== TEXTO MOSTRADO ==

El caso es que la chiquilla está en la residencia porque la madre de su madre ha fallecido. La tristeza que experimenta se debe no solo al sentimiento de pérdida, sino también a una espina clavada que la ha dejado malherida: siente que no se despidió como debía. Y ahí está, repitiendo una y otra vez esa frase que no pudo hacer llegar. Sin seguramente ser consciente de ello, Nelly ha decidido encerrarse, durante unos breves instantes, en un bucle sanador. Porque cada uno lleva el luto como sabe, como puede. En comparación con los últimos trabajos de Sciamma (y más aún si nos detenemos a analizar el recorrido que estaba trazando su filmografía), Petite maman podría aparecer, de primeras, como un paso inesperado en su carrera, una vuelta al minimalismo de, por ejemplo, Tomboy. Una película “pequeña” para una autora que estaba creciendo a pasos agigantados. O, quizá, lo visto en su anterior largometraje fue la plenitud de una cineasta que ya no requiere de grandes gestas para probar su valía. Petite maman es tan “minúscula” como una niña en medio de un bosque: la pequeñez hecha misterio, belleza, virtud.

===

■ TAREA BREVE 1: Reescribe en forma de lista el párrafo del texto sobre Petite maman que empieza con "El caso es que la chiquilla". Conserva sus datos principales.
■ TAREA BREVE 2:
Contesta estas preguntas con los datos del texto sobre Petite maman:
(a) ¿Por qué está la chiquilla en la residencia?
(b) ¿Qué película de Sciamma se menciona como ejemplo de minimalismo?
(c) ¿Con qué se compara lo "minúscula" que es Petite maman?
■ TAREA BREVE 3: Prolonga el texto sobre Petite maman a partir de su última oración.

== FILAS PROPORCIONADAS ==

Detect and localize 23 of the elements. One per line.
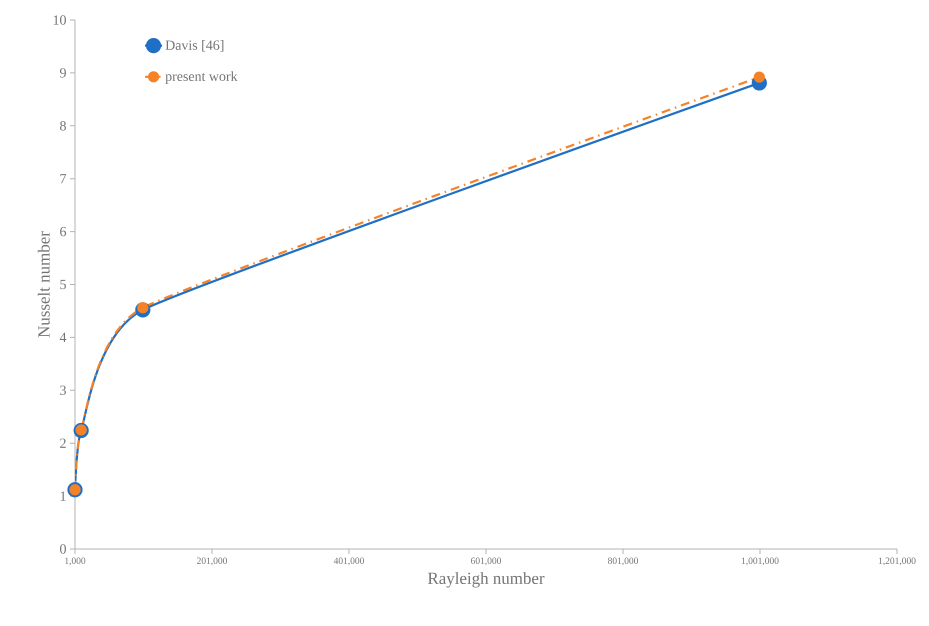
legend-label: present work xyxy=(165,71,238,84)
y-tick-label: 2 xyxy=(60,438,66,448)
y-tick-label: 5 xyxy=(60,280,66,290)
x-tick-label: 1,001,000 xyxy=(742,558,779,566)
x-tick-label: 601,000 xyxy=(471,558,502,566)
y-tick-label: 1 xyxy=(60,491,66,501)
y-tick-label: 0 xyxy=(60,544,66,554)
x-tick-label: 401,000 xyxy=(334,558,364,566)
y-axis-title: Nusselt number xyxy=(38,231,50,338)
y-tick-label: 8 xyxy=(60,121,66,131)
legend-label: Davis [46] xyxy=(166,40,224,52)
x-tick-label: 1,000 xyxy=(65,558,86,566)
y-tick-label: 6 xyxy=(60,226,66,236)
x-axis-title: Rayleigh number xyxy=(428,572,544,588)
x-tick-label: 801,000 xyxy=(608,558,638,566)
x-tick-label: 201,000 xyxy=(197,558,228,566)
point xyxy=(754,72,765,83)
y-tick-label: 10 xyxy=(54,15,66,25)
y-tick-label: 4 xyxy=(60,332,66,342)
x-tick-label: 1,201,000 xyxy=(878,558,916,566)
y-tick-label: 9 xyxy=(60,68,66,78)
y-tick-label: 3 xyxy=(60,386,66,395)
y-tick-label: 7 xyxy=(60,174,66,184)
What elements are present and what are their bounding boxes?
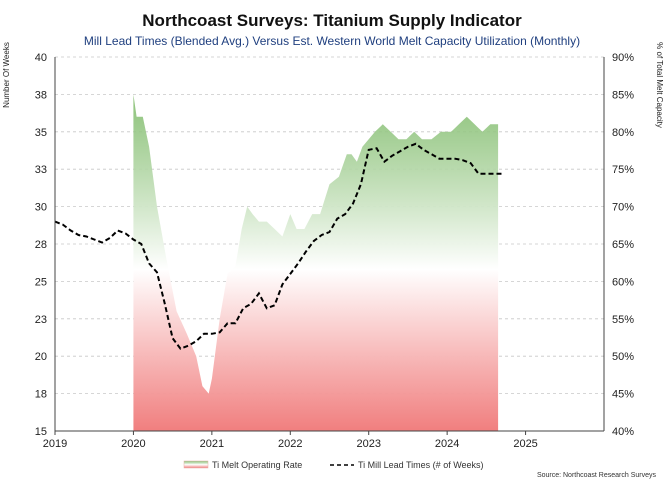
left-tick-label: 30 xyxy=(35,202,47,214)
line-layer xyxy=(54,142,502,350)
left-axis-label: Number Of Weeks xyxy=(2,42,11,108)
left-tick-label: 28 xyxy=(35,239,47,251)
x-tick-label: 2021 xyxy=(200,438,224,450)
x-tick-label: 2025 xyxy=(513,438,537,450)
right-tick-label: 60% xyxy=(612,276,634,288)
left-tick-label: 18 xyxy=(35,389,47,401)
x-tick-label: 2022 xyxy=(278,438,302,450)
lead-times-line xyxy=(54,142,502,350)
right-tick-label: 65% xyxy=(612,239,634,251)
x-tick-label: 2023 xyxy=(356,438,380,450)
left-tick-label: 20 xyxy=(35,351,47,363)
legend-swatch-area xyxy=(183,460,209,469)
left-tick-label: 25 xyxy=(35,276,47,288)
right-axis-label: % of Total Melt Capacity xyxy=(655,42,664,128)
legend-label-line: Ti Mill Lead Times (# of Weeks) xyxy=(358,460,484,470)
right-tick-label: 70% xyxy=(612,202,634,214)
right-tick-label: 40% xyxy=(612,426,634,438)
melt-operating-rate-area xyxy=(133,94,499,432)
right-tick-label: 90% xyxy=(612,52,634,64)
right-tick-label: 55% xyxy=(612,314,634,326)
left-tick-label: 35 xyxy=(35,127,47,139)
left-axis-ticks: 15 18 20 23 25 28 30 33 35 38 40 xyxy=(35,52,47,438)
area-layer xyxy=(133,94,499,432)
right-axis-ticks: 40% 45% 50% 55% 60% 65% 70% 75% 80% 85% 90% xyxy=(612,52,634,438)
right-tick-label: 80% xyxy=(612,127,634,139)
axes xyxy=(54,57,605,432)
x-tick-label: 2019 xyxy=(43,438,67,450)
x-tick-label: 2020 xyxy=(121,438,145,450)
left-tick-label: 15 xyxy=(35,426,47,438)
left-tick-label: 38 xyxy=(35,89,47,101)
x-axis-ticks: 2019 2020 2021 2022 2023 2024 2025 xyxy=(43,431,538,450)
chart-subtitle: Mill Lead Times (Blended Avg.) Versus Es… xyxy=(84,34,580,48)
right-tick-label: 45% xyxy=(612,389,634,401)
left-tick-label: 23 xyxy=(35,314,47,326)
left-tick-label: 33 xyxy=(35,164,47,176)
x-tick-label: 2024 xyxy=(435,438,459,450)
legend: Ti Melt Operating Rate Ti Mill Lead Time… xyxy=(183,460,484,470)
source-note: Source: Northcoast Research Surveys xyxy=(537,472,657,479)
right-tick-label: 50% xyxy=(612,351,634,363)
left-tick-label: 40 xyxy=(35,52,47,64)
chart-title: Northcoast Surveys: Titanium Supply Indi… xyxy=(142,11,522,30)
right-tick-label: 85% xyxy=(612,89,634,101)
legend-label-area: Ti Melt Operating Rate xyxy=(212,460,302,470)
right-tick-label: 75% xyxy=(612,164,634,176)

===

■ RESPUESTA ESCRITA 1:
- La chiquilla está en la residencia porque ha fallecido la madre de su madre.
- Su tristeza se debe a la pérdida y a la sensación de no haberse despedido como debía.
- Repite una y otra vez la frase que no pudo hacer llegar.
- Nelly se encierra, quizá sin ser consciente, en un bucle sanador durante unos breves instantes, porque cada uno lleva el luto como sabe y como puede.
- Frente a los últimos trabajos de Sciamma, Petite maman podría parecer a primera vista un paso inesperado en su carrera y una vuelta al minimalismo de Tomboy.
- Podría verse como una película "pequeña" de una autora que crecía a pasos agigantados, o bien su largometraje anterior mostró la plenitud de una cineasta que ya no necesita grandes gestas para probar su valía.
- Petite maman es tan "minúscula" como una niña en medio de un bosque: la pequeñez convertida en misterio, belleza y virtud.

■ RESPUESTA ESCRITA 2:
(a) Está allí porque la madre de su madre ha fallecido.
(b) Tomboy.
(c) Con una niña en medio de un bosque.

■ RESPUESTA ESCRITA 3:
Sciamma está en ese punto en el que el cine, en sus manos, parece un juego de niños. Y así se comporta la película durante buena parte de su metraje, como esa criatura primeriza que, como tal, se siente irresistiblemente atraída por la aventura, por explorar y descubrir, y que con todo esto aprende a relacionarse con el mundo, con las sensaciones y las emociones que este le propone. Como ya sucediera recientemente con Damien Manivel (El viaje de Takara), Stéphane Demoustier (Cléo & Paul) o Guillaume Brac (La isla del tesoro, película que además comparte un increíble escenario con la que ahora nos ocupa), la cámara y la narrativa imitan al objeto de estudio, y se contagian de su curiosidad. Después de haber estado escuchando un cuento de buenas noches, la pantalla muestra el rincón de un dormitorio. Las luces están apagadas y el suelo es invadido por las sombras que proyecta un árbol. Esto, sumado al fuerte viento que sopla, sugestiona nuestra percepción, que al igual que la de Nelly teme que un terrible monstruo vaya a manifestarse ahí mismo.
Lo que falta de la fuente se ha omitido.